■ What the task requires
Copy out every line that contains "Create".

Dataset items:
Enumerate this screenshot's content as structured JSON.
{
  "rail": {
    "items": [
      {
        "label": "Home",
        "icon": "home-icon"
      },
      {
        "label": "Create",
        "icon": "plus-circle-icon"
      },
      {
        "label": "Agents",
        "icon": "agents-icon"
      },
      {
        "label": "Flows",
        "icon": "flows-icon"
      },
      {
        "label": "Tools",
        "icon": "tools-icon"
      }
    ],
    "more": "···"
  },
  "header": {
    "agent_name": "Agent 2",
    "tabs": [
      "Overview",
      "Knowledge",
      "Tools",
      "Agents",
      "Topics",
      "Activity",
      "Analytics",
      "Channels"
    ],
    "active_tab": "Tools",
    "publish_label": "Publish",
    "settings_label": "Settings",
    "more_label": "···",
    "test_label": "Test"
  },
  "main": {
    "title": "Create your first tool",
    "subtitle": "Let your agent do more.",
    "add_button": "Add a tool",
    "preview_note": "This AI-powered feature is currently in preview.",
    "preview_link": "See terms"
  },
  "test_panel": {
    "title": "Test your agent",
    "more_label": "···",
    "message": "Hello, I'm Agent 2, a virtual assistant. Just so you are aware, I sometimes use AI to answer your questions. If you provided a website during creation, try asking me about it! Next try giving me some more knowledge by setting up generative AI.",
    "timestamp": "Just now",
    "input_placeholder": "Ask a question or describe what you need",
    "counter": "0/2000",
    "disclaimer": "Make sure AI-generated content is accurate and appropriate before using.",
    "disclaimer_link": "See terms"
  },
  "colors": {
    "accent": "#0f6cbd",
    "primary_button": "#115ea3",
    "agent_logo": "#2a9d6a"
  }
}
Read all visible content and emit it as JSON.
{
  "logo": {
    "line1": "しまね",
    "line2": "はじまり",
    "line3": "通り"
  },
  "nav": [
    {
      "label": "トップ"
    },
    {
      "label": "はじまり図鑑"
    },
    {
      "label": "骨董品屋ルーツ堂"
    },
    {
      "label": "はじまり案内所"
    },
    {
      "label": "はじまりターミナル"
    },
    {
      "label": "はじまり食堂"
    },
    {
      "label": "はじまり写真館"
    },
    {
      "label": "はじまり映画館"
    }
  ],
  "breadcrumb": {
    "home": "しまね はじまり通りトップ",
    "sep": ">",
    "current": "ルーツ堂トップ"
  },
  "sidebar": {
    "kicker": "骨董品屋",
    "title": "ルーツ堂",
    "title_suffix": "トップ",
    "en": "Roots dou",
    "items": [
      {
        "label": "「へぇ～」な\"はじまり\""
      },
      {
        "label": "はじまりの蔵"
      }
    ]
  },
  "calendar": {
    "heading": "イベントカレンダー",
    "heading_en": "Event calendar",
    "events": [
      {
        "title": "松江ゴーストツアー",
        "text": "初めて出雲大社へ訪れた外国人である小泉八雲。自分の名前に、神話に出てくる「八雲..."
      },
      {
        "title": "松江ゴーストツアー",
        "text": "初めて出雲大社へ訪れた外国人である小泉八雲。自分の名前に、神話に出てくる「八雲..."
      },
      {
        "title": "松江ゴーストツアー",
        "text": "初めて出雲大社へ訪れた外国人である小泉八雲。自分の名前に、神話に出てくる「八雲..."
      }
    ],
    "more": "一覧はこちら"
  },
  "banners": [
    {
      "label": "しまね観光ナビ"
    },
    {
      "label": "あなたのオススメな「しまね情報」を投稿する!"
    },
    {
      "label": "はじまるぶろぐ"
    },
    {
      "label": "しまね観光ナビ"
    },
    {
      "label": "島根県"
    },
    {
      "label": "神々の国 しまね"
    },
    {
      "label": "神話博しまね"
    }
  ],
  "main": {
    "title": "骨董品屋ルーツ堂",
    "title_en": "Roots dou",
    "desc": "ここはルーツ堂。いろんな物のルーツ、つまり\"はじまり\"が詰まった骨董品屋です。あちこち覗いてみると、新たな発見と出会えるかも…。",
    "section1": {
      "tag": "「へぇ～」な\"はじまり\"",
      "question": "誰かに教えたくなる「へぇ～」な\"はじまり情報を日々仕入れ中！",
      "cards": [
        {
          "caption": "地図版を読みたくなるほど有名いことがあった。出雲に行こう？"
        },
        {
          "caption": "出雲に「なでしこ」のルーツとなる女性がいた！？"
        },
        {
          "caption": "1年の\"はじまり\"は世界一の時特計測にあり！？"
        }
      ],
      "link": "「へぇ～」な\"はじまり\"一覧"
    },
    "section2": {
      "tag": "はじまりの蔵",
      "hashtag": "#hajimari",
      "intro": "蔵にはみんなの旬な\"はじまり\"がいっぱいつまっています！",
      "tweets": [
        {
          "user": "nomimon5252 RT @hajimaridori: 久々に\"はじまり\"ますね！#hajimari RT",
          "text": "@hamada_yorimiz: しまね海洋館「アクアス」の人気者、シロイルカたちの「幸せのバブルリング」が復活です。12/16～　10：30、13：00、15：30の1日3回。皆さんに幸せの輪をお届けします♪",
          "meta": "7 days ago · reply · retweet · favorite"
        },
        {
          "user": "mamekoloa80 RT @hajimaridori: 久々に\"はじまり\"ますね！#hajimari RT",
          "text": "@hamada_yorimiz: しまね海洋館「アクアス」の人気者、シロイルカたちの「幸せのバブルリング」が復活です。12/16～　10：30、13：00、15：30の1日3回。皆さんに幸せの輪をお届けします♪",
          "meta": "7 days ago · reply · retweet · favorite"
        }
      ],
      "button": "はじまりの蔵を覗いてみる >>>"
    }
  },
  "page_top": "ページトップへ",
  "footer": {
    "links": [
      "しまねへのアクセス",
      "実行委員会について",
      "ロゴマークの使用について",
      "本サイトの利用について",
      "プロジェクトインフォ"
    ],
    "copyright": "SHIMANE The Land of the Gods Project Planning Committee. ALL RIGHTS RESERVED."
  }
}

■ Response for this exercise
        "label": "Create",
    "title": "Create your first tool",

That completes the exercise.